*PROBLEM DETAILS*. Pull out each line of the data that includes the word "Output".

==== LISTED ENTRIES

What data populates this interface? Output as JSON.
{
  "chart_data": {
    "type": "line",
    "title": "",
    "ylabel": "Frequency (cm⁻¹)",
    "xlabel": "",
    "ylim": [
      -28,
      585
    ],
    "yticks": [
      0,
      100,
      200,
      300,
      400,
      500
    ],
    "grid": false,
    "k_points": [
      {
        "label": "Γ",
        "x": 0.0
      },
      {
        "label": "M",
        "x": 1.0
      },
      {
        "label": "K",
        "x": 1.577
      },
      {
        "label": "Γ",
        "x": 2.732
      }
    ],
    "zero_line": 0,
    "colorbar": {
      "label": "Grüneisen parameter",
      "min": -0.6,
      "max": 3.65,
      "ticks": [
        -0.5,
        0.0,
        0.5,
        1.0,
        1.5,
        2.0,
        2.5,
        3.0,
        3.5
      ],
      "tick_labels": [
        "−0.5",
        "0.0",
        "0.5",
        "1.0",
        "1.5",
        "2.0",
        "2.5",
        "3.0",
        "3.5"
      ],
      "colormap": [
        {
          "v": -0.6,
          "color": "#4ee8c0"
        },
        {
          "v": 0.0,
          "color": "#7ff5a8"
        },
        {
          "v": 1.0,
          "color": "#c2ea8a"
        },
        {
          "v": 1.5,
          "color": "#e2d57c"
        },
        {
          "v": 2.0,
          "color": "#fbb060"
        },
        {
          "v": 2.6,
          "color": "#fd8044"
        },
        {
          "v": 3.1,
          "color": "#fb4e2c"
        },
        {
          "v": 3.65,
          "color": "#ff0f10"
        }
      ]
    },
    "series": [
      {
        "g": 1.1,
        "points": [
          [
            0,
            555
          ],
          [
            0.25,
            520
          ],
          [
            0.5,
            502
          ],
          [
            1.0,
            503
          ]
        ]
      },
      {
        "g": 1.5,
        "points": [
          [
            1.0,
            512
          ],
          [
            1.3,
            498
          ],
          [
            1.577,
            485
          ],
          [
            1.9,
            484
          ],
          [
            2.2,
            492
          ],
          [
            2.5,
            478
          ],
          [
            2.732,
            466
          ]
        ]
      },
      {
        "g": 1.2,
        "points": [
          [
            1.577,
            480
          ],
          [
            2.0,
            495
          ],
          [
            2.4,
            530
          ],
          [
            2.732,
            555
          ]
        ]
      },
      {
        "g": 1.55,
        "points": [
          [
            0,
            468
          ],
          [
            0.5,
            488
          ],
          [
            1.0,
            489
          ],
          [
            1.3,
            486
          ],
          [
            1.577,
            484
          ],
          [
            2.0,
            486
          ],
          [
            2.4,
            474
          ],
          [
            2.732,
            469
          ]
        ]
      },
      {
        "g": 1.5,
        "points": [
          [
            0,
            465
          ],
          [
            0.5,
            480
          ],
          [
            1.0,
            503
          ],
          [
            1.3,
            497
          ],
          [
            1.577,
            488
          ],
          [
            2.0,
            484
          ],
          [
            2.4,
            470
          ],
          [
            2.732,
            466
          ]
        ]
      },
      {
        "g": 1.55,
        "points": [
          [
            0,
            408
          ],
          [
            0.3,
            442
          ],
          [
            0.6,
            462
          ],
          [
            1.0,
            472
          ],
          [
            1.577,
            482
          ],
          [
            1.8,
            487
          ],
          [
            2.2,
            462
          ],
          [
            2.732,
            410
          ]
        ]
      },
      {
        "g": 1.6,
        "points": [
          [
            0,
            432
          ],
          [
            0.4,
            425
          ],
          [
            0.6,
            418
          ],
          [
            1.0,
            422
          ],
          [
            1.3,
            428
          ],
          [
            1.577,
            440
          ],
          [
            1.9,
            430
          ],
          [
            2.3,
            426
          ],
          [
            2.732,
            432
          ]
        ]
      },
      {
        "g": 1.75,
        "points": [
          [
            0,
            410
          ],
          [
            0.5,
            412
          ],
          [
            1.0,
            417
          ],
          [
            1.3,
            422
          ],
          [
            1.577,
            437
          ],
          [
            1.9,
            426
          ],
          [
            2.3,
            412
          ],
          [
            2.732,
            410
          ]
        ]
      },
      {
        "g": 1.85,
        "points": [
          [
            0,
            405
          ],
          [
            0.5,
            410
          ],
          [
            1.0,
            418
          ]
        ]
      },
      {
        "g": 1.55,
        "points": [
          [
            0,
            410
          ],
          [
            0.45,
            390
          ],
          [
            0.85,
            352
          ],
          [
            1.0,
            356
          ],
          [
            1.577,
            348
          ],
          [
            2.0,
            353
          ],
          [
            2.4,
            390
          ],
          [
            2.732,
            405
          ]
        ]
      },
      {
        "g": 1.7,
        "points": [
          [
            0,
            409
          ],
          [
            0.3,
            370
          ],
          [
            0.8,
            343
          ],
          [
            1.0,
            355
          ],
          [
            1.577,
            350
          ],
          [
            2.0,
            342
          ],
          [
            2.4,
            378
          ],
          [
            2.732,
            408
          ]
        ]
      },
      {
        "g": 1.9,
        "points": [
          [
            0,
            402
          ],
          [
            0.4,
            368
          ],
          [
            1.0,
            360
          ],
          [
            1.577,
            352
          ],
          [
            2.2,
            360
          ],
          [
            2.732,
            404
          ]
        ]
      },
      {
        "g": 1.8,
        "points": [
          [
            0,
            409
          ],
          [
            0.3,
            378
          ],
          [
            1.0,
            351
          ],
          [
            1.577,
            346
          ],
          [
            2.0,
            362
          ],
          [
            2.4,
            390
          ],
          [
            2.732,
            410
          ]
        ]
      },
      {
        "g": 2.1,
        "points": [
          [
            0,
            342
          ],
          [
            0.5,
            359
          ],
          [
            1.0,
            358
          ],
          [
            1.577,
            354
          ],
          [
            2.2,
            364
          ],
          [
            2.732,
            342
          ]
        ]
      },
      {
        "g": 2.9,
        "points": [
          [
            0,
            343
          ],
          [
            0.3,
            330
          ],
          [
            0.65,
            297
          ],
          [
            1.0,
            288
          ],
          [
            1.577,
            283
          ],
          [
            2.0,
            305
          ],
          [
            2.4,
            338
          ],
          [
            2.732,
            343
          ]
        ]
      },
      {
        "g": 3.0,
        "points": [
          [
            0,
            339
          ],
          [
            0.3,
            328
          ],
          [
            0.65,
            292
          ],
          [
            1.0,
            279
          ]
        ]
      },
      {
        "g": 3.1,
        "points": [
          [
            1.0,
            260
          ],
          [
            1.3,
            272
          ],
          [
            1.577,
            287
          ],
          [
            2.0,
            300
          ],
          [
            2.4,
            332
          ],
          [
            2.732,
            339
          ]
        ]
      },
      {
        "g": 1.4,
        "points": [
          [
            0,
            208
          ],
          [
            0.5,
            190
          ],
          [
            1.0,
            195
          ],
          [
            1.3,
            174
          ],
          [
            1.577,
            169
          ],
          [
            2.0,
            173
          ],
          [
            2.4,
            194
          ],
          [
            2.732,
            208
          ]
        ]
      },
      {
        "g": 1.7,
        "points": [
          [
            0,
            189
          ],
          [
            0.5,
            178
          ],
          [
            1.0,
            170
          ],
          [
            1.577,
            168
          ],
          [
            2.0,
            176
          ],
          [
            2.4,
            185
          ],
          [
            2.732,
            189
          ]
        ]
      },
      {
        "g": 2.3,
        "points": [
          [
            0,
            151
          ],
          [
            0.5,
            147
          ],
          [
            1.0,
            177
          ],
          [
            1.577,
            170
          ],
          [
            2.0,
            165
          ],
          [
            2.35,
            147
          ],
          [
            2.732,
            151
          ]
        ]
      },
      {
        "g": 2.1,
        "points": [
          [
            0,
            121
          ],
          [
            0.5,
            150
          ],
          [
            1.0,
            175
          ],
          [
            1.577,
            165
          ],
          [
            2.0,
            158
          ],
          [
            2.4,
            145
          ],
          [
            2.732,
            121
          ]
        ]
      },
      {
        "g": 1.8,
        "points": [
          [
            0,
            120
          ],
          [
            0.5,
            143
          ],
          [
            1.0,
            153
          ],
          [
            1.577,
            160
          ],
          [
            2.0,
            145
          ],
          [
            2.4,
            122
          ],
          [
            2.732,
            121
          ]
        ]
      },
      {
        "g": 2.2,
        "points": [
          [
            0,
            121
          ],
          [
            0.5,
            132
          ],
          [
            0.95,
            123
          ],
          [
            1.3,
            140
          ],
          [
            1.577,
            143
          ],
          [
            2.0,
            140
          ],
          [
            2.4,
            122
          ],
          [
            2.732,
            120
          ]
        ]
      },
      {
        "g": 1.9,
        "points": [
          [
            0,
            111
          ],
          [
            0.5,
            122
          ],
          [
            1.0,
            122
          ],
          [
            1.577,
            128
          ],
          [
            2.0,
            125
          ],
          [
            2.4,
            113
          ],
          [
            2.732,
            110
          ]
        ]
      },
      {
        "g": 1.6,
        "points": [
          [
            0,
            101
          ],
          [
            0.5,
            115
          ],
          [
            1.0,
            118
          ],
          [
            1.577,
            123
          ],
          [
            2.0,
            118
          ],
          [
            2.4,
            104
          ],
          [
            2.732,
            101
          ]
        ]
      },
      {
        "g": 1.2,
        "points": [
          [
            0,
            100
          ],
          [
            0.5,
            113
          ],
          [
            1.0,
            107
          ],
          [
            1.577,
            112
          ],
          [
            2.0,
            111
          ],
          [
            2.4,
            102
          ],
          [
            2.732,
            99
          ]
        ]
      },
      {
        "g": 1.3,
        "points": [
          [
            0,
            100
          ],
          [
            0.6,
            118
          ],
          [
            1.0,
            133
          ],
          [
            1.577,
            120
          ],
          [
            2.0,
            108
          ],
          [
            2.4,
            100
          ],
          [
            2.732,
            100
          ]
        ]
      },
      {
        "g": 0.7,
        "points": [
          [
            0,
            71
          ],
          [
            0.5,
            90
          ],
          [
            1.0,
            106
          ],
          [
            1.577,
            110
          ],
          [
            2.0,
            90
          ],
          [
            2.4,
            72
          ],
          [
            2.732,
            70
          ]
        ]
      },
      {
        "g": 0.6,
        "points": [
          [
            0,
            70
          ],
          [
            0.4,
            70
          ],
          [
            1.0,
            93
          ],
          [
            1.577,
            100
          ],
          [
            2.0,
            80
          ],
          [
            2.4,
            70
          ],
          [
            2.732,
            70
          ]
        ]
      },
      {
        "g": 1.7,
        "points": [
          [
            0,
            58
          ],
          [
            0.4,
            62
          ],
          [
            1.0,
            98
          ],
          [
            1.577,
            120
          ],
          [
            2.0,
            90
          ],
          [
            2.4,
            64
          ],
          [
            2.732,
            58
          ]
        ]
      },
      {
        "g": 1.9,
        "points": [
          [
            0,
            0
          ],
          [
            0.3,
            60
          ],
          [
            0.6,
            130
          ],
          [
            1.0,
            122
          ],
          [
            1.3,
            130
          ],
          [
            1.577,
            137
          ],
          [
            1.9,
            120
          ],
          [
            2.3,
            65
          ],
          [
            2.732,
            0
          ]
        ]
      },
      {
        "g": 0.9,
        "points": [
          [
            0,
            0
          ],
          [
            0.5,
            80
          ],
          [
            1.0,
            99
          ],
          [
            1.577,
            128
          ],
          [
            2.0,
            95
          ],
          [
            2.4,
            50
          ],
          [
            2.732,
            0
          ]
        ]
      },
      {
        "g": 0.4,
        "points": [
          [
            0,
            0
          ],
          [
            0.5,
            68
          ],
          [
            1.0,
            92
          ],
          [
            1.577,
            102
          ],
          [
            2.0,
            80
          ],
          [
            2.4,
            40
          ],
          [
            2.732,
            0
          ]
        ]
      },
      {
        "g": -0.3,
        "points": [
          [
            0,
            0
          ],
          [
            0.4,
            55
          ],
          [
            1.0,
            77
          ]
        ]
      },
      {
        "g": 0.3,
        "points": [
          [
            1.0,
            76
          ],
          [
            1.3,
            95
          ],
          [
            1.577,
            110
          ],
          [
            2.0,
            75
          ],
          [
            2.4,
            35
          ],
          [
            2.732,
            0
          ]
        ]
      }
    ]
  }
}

========
==== LISTED ENTRIES

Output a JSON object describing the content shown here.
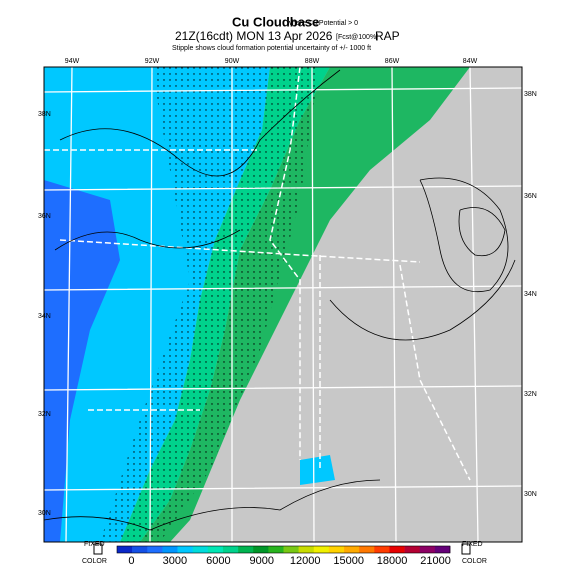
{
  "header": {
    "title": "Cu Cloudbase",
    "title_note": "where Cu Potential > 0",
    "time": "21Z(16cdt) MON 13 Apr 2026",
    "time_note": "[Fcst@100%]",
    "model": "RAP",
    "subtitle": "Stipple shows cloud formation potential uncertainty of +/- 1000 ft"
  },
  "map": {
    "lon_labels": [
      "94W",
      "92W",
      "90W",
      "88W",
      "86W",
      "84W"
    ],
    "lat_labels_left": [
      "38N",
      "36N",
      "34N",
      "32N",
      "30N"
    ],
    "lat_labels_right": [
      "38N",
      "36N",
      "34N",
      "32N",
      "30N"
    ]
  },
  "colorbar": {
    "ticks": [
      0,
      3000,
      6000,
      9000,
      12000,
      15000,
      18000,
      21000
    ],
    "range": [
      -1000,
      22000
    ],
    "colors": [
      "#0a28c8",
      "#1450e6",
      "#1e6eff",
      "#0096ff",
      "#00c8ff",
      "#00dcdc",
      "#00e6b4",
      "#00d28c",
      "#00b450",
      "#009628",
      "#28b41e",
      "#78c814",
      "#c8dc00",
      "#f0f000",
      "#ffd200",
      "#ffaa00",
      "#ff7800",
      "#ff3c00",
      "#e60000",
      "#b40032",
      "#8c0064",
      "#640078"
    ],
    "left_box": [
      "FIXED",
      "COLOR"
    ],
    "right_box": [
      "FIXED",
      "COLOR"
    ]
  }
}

========
==== LISTED ENTRIES

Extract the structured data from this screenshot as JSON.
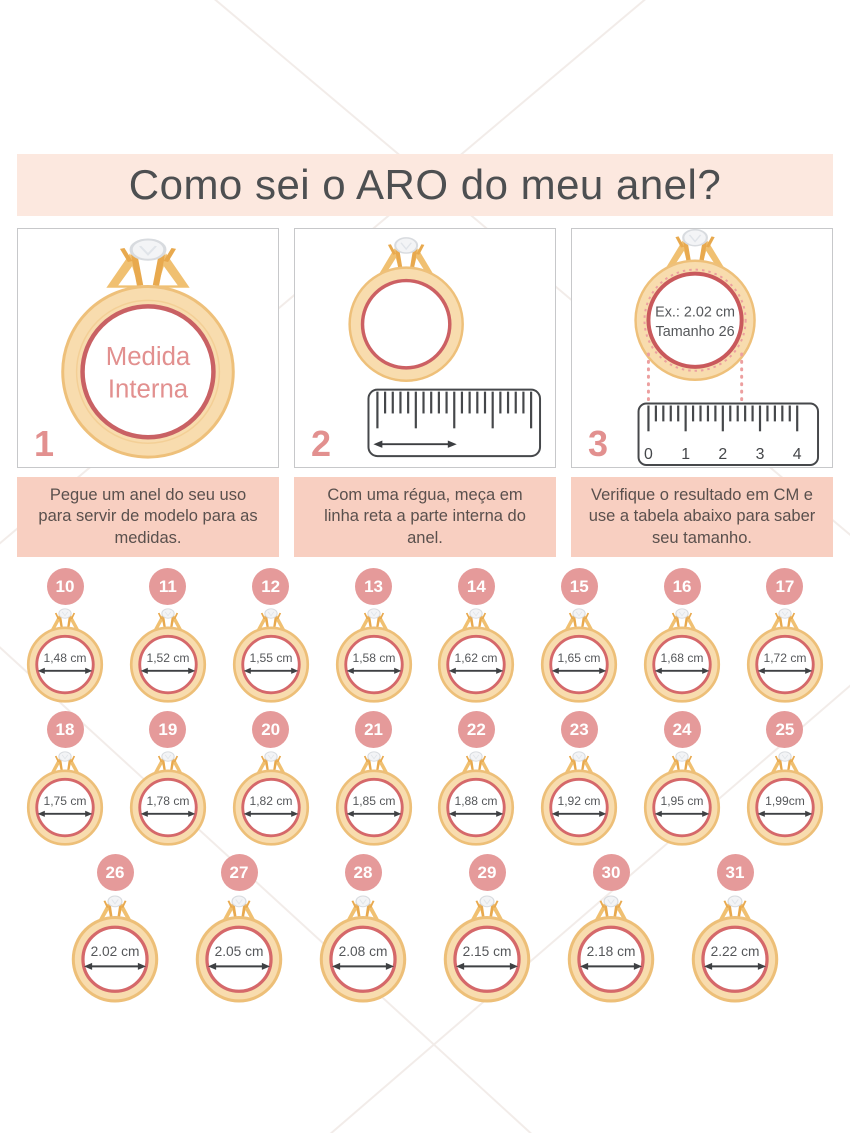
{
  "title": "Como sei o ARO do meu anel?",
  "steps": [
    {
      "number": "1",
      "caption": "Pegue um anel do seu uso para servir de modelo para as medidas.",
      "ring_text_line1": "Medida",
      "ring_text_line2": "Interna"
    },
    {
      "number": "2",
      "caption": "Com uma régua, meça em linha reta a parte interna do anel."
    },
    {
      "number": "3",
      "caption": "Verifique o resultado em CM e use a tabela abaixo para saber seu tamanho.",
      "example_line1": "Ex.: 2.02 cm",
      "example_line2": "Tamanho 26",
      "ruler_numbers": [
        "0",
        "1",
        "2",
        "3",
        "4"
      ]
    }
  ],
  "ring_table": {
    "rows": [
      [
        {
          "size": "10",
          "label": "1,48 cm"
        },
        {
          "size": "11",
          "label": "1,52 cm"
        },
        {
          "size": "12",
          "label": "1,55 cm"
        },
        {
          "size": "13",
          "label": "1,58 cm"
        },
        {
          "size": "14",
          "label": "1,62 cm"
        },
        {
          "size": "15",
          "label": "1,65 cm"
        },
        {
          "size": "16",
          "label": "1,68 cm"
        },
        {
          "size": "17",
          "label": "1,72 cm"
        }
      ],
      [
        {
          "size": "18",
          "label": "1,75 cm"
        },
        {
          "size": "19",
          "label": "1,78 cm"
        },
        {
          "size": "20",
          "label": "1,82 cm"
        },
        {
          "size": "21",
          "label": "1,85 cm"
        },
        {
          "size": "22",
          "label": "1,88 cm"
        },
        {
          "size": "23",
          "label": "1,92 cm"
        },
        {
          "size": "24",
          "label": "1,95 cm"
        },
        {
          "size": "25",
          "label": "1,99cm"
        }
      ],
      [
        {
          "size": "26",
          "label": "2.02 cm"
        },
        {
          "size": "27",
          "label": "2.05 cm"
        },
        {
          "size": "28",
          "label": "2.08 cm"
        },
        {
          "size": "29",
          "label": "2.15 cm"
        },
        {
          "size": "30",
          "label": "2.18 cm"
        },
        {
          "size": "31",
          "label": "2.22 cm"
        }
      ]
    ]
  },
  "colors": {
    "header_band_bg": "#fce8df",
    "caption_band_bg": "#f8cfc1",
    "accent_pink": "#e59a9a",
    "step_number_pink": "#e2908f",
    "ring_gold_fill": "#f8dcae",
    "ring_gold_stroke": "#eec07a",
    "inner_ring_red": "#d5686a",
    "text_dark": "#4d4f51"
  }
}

========

*EXERCISE RESPONSE*.
What data populates this interface? Output as JSON.
Output a JSON object describing the content shown here.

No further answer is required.